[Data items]
------------------------------------
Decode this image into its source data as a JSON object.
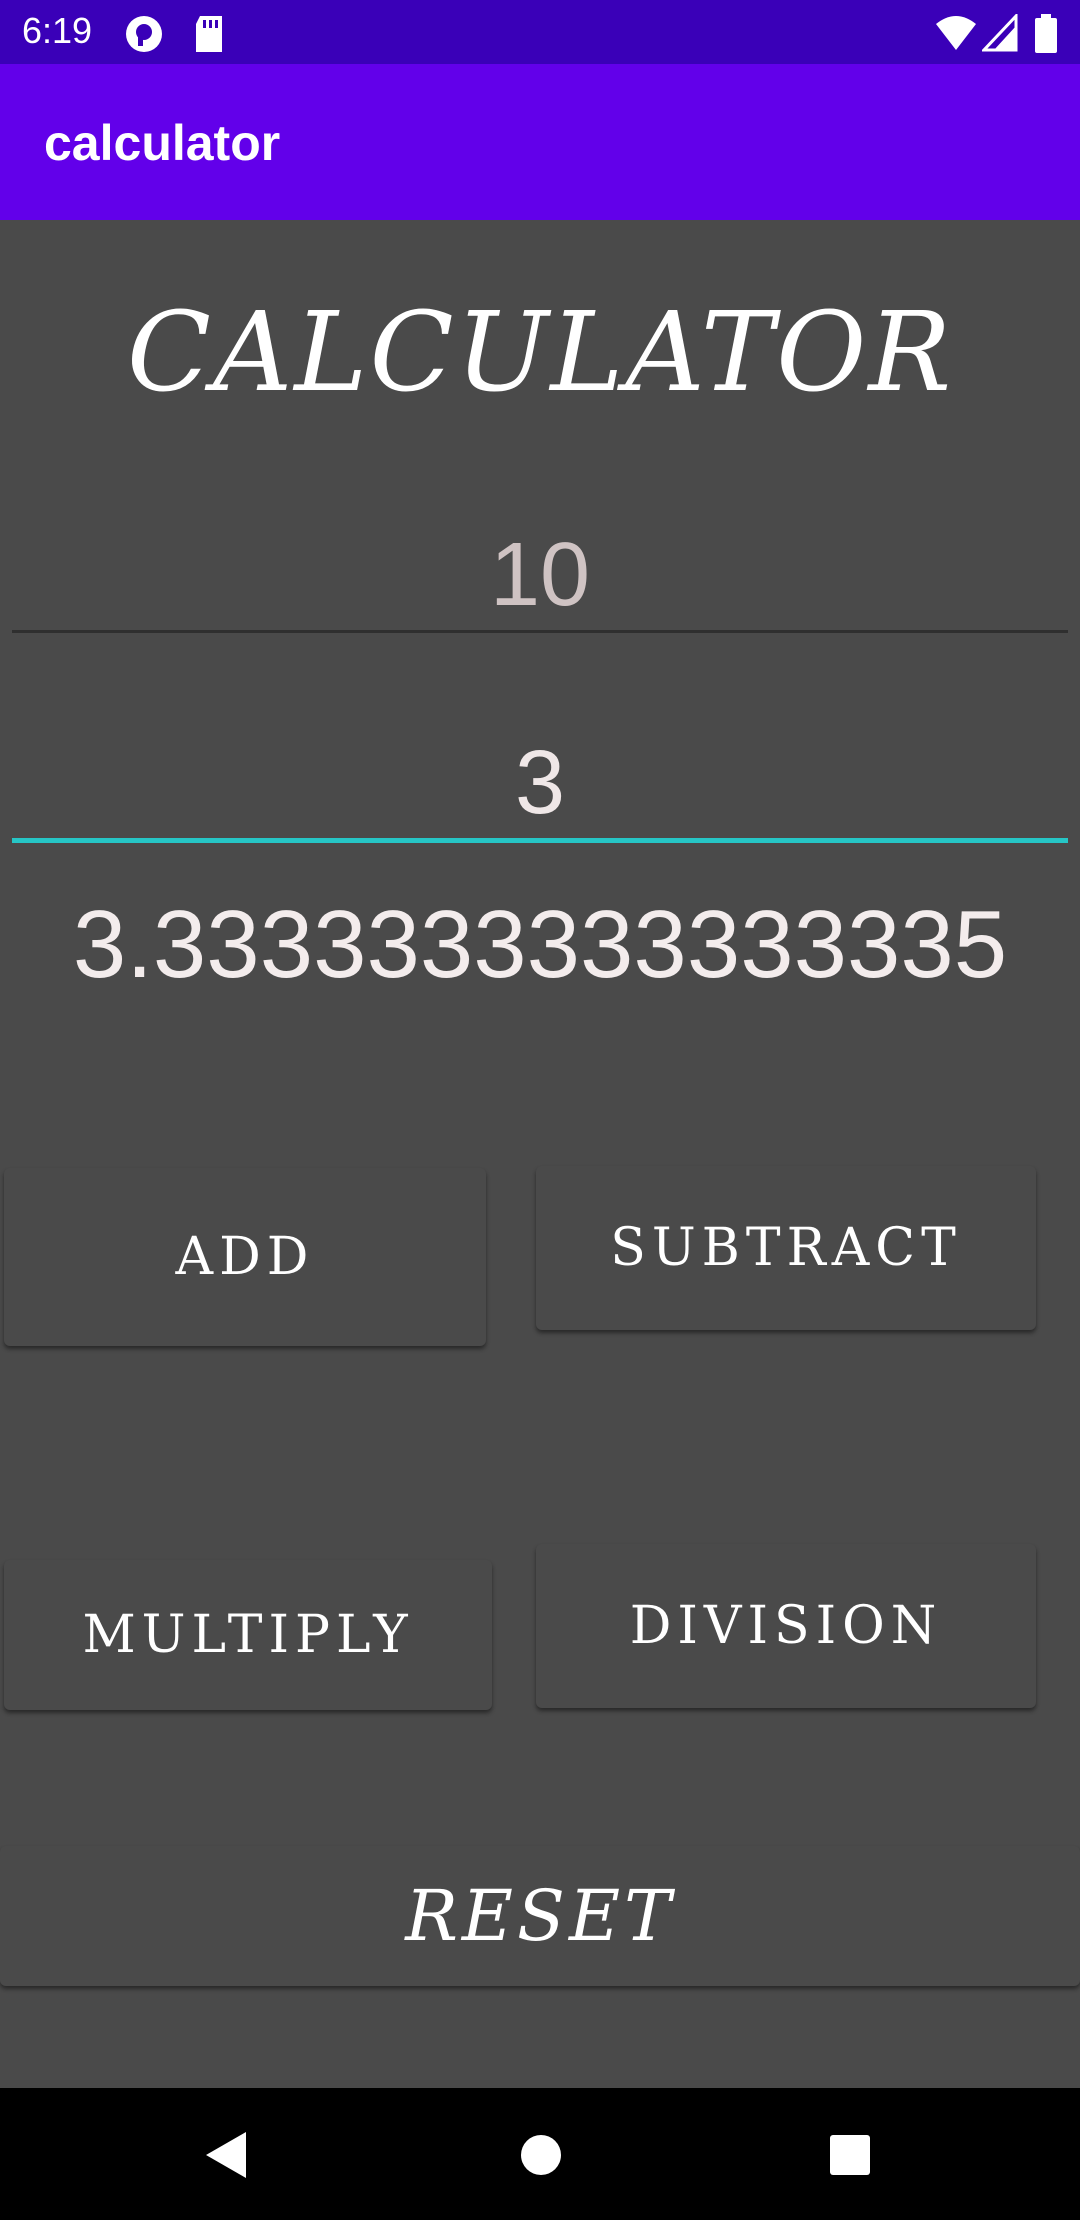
{
  "status_bar": {
    "time": "6:19",
    "icons": [
      "pocket-casts-icon",
      "sd-card-icon",
      "wifi-icon",
      "signal-icon",
      "battery-icon"
    ],
    "background": "#3a00b8"
  },
  "app_bar": {
    "title": "calculator",
    "background": "#6200ea"
  },
  "heading": "CALCULATOR",
  "inputs": {
    "first_value": "10",
    "second_value": "3"
  },
  "result": "3.3333333333333335",
  "buttons": {
    "add": "ADD",
    "subtract": "SUBTRACT",
    "multiply": "MULTIPLY",
    "division": "DIVISION",
    "reset": "RESET"
  },
  "nav_bar": {
    "icons": [
      "back-icon",
      "home-icon",
      "recents-icon"
    ]
  },
  "colors": {
    "accent_underline": "#26c6c6",
    "background": "#4a4a4a"
  }
}
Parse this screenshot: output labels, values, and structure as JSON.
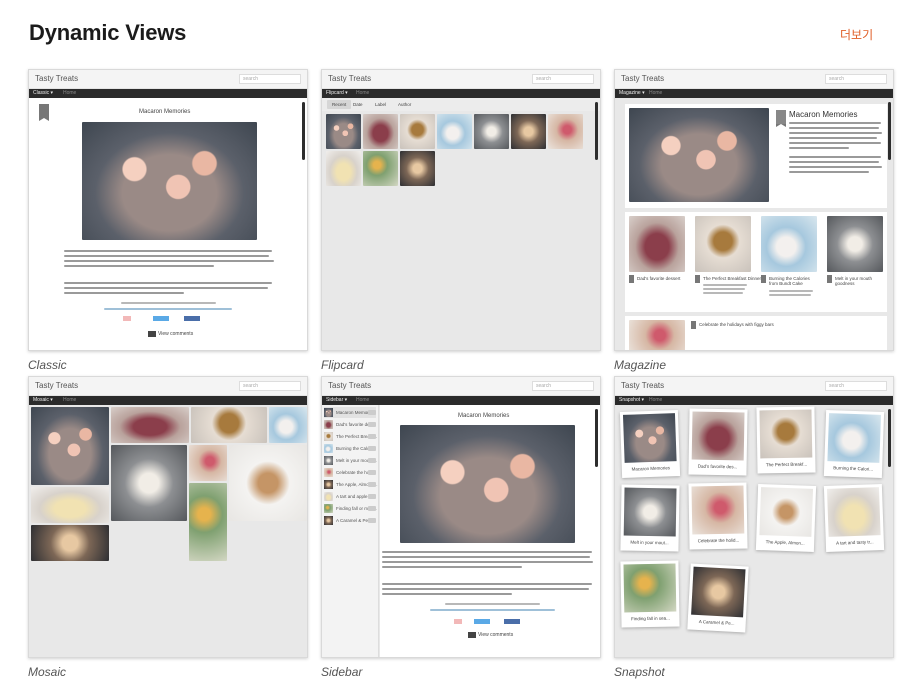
{
  "header": {
    "title": "Dynamic Views",
    "more_label": "더보기"
  },
  "blog": {
    "title": "Tasty Treats",
    "search_placeholder": "search",
    "home_label": "Home",
    "post_title": "Macaron Memories",
    "date_label": "Posted 12th December 2016 by Laura Soberman",
    "view_comments": "View comments",
    "flipcard_tabs": [
      "Recent",
      "Date",
      "Label",
      "Author"
    ]
  },
  "views": [
    {
      "id": "classic",
      "caption": "Classic",
      "selector": "Classic ▾"
    },
    {
      "id": "flipcard",
      "caption": "Flipcard",
      "selector": "Flipcard ▾"
    },
    {
      "id": "magazine",
      "caption": "Magazine",
      "selector": "Magazine ▾"
    },
    {
      "id": "mosaic",
      "caption": "Mosaic",
      "selector": "Mosaic ▾"
    },
    {
      "id": "sidebar",
      "caption": "Sidebar",
      "selector": "Sidebar ▾"
    },
    {
      "id": "snapshot",
      "caption": "Snapshot",
      "selector": "Snapshot ▾"
    }
  ],
  "magazine_posts": [
    {
      "title": "Dad's favorite dessert"
    },
    {
      "title": "The Perfect Breakfast Dinner"
    },
    {
      "title": "Burning the Calories from Bundt Cake"
    },
    {
      "title": "Melt in your mouth goodness"
    },
    {
      "title": "Celebrate the holidays with figgy bars"
    }
  ],
  "sidebar_posts": [
    {
      "title": "Macaron Memories"
    },
    {
      "title": "Dad's favorite de..."
    },
    {
      "title": "The Perfect Breakf..."
    },
    {
      "title": "Burning the Calo..."
    },
    {
      "title": "Melt in your mouth..."
    },
    {
      "title": "Celebrate the holi..."
    },
    {
      "title": "The Apple, Almond..."
    },
    {
      "title": "A tart and apple s..."
    },
    {
      "title": "Finding fall or mon..."
    },
    {
      "title": "A Caramel & Pe..."
    }
  ],
  "snapshot_posts": [
    {
      "title": "Macaron Memories"
    },
    {
      "title": "Dad's favorite des..."
    },
    {
      "title": "The Perfect Breakf..."
    },
    {
      "title": "Burning the Calori..."
    },
    {
      "title": "Melt in your mout..."
    },
    {
      "title": "Celebrate the holid..."
    },
    {
      "title": "The Apple, Almon..."
    },
    {
      "title": "A tart and tasty tr..."
    },
    {
      "title": "Finding fall in sea..."
    },
    {
      "title": "A Caramel & Pe..."
    }
  ]
}
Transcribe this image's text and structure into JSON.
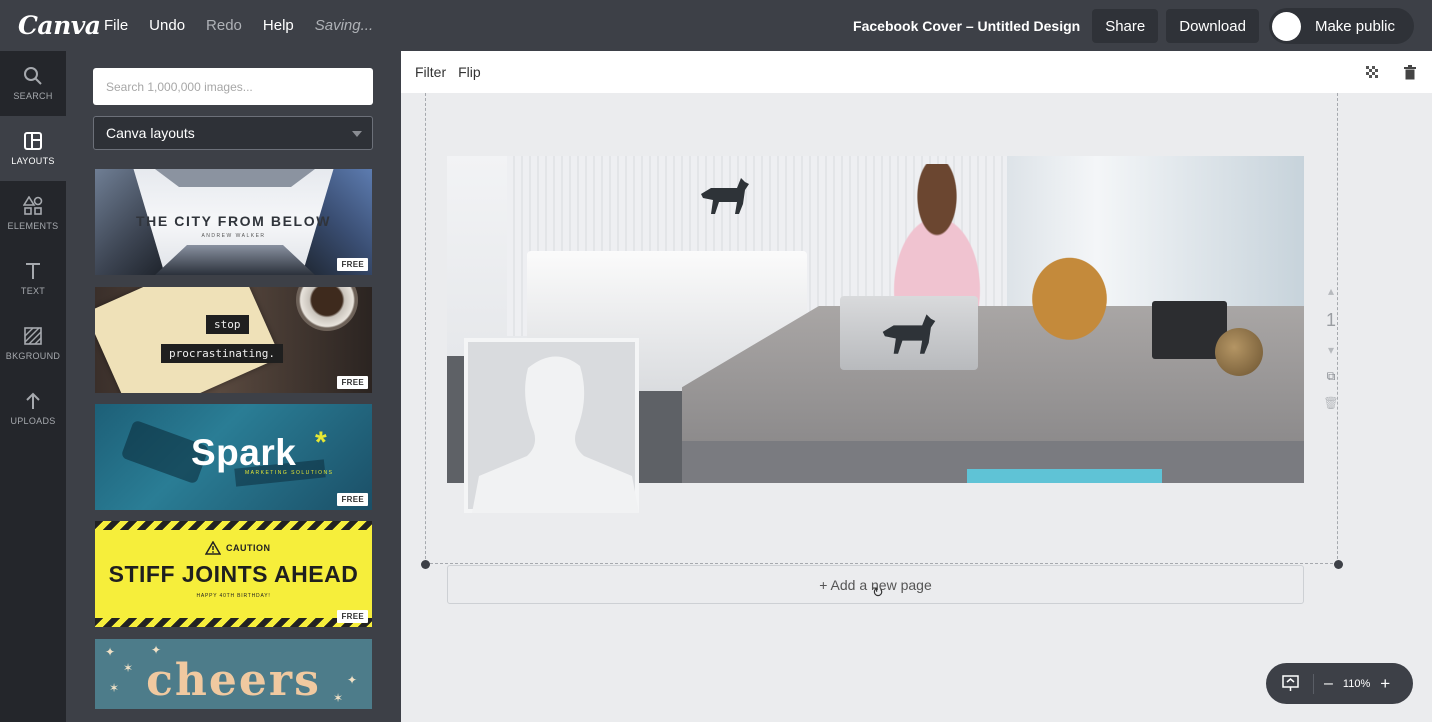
{
  "app": {
    "logo": "Canva",
    "menu": [
      "File",
      "Undo",
      "Redo",
      "Help"
    ],
    "status": "Saving...",
    "doc_title": "Facebook Cover – Untitled Design",
    "share_label": "Share",
    "download_label": "Download",
    "public_label": "Make public"
  },
  "rail": {
    "items": [
      {
        "label": "SEARCH",
        "icon": "search-icon"
      },
      {
        "label": "LAYOUTS",
        "icon": "layouts-icon"
      },
      {
        "label": "ELEMENTS",
        "icon": "elements-icon"
      },
      {
        "label": "TEXT",
        "icon": "text-icon"
      },
      {
        "label": "BKGROUND",
        "icon": "background-icon"
      },
      {
        "label": "UPLOADS",
        "icon": "upload-icon"
      }
    ],
    "active": "LAYOUTS"
  },
  "panel": {
    "search_placeholder": "Search 1,000,000 images...",
    "dropdown_value": "Canva layouts",
    "templates": [
      {
        "title": "THE CITY FROM BELOW",
        "subtitle": "ANDREW WALKER",
        "badge": "FREE"
      },
      {
        "line1": "stop",
        "line2": "procrastinating.",
        "badge": "FREE"
      },
      {
        "brand": "Spark",
        "mark": "*",
        "sub": "MARKETING SOLUTIONS",
        "badge": "FREE"
      },
      {
        "warning": "CAUTION",
        "headline": "STIFF JOINTS AHEAD",
        "sub": "HAPPY 40TH BIRTHDAY!",
        "badge": "FREE"
      },
      {
        "word": "cheers"
      }
    ]
  },
  "editor": {
    "toolbar": {
      "filter_label": "Filter",
      "flip_label": "Flip"
    },
    "add_page_label": "+ Add a new page",
    "side_tools": {
      "page_number": "1"
    },
    "zoom": "110%"
  },
  "colors": {
    "topbar": "#3d4047",
    "rail": "#24262b",
    "canvas": "#ebecee"
  }
}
------------------------------------
• _Goal_:
From the material given, work out how many lines hold the string "fall"; state that number and nothing further.

• _Correct answer_:
2